• WHAT YOU HAVE TO DO: Each entry here needs to be set down again exactly, please; pictures are left out.

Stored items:
──────────
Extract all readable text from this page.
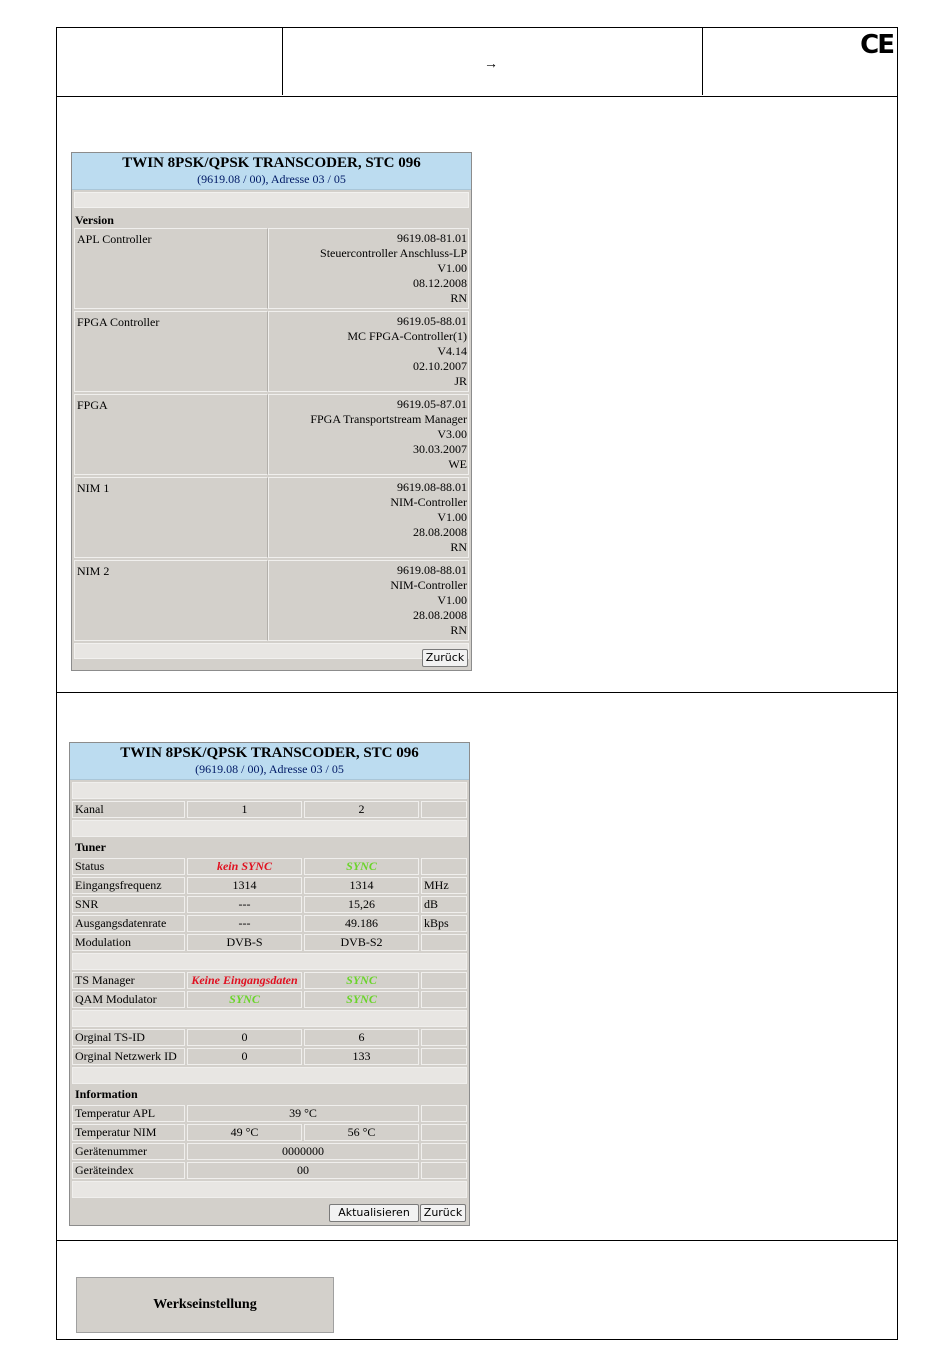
→
CE
TWIN 8PSK/QPSK TRANSCODER, STC 096
(9619.08 / 00), Adresse 03 / 05
Version
APL Controller	9619.08-81.01
Steuercontroller Anschluss-LP
V1.00
08.12.2008
RN
FPGA Controller	9619.05-88.01
MC FPGA-Controller(1)
V4.14
02.10.2007
JR
FPGA	9619.05-87.01
FPGA Transportstream Manager
V3.00
30.03.2007
WE
NIM 1	9619.08-88.01
NIM-Controller
V1.00
28.08.2008
RN
NIM 2	9619.08-88.01
NIM-Controller
V1.00
28.08.2008
RN
Zurück
TWIN 8PSK/QPSK TRANSCODER, STC 096
(9619.08 / 00), Adresse 03 / 05

Kanal	1	2	

Tuner			
Status	kein SYNC	SYNC	
Eingangsfrequenz	1314	1314	MHz
SNR	---	15,26	dB
Ausgangsdatenrate	---	49.186	kBps
Modulation	DVB-S	DVB-S2	

TS Manager	Keine Eingangsdaten	SYNC	
QAM Modulator	SYNC	SYNC	

Orginal TS-ID	0	6	
Orginal Netzwerk ID	0	133	

Information			
Temperatur APL	39 °C		
Temperatur NIM	49 °C	56 °C	
Gerätenummer	0000000		
Geräteindex	00		

Aktualisieren	Zurück
Werkseinstellung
──────────
• FINISHED TASK:
Extract all readable text from this page.
→
CE
TWIN 8PSK/QPSK TRANSCODER, STC 096
(9619.08 / 00), Adresse 03 / 05
Version
APL Controller	9619.08-81.01
Steuercontroller Anschluss-LP
V1.00
08.12.2008
RN
FPGA Controller	9619.05-88.01
MC FPGA-Controller(1)
V4.14
02.10.2007
JR
FPGA	9619.05-87.01
FPGA Transportstream Manager
V3.00
30.03.2007
WE
NIM 1	9619.08-88.01
NIM-Controller
V1.00
28.08.2008
RN
NIM 2	9619.08-88.01
NIM-Controller
V1.00
28.08.2008
RN
Zurück
TWIN 8PSK/QPSK TRANSCODER, STC 096
(9619.08 / 00), Adresse 03 / 05

Kanal	1	2	

Tuner			
Status	kein SYNC	SYNC	
Eingangsfrequenz	1314	1314	MHz
SNR	---	15,26	dB
Ausgangsdatenrate	---	49.186	kBps
Modulation	DVB-S	DVB-S2	

TS Manager	Keine Eingangsdaten	SYNC	
QAM Modulator	SYNC	SYNC	

Orginal TS-ID	0	6	
Orginal Netzwerk ID	0	133	

Information			
Temperatur APL	39 °C		
Temperatur NIM	49 °C	56 °C	
Gerätenummer	0000000		
Geräteindex	00		

Aktualisieren	Zurück
Werkseinstellung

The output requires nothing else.